- PROVIDED DATA:
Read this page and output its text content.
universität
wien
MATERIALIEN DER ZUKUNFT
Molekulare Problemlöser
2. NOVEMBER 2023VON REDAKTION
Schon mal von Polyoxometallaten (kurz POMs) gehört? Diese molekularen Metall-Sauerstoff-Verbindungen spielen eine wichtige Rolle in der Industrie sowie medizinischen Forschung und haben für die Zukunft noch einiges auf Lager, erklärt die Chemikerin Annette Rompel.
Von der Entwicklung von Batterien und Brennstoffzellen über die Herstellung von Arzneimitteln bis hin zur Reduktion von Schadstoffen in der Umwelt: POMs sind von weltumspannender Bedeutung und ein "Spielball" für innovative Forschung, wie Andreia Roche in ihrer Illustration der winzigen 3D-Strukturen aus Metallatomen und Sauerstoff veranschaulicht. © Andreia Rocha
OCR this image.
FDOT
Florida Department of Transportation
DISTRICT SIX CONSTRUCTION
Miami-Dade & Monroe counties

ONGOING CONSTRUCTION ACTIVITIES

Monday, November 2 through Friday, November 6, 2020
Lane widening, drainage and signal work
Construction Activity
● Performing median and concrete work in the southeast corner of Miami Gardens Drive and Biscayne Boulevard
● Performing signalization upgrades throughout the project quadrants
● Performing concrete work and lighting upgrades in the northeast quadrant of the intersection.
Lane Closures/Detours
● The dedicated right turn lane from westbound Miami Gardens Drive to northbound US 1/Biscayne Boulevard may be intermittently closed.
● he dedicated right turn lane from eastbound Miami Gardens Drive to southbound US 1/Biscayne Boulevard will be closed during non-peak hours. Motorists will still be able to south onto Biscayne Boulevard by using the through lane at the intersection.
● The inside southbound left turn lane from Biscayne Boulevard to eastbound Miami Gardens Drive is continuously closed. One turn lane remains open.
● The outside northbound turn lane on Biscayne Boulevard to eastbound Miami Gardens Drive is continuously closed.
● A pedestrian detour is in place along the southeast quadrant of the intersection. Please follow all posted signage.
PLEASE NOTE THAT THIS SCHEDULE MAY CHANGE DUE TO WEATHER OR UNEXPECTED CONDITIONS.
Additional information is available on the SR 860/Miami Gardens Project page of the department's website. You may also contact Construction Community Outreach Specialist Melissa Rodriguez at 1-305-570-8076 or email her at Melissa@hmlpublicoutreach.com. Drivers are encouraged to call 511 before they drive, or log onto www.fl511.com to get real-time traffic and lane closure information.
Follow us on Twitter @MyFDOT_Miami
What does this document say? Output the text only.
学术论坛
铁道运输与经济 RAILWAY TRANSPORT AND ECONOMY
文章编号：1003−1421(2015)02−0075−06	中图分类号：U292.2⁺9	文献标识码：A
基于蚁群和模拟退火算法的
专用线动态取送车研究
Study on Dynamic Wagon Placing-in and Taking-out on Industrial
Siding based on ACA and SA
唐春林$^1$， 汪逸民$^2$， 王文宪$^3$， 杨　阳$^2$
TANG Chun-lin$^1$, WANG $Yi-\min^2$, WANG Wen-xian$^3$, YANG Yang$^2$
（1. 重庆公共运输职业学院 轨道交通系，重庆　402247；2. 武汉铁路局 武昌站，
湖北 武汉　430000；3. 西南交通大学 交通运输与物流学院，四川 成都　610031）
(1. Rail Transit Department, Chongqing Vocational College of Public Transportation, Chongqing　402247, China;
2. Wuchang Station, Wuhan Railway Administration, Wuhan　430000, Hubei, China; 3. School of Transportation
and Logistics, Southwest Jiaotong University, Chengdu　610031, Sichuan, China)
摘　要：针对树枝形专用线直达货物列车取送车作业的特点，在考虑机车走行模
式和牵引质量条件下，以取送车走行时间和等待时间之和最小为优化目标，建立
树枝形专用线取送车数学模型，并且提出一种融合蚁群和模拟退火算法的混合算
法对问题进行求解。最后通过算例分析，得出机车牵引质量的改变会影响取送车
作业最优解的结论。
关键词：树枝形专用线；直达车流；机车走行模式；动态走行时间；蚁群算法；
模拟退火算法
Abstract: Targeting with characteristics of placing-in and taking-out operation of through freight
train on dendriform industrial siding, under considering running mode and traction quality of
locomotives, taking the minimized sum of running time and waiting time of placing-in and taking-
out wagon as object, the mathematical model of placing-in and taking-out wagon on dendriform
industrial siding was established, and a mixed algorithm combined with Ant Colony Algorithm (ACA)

- GOAL: How many lines in the records above hold the word "Boulevard"? Give only the number.

- EXERCISE SOLUTION: 5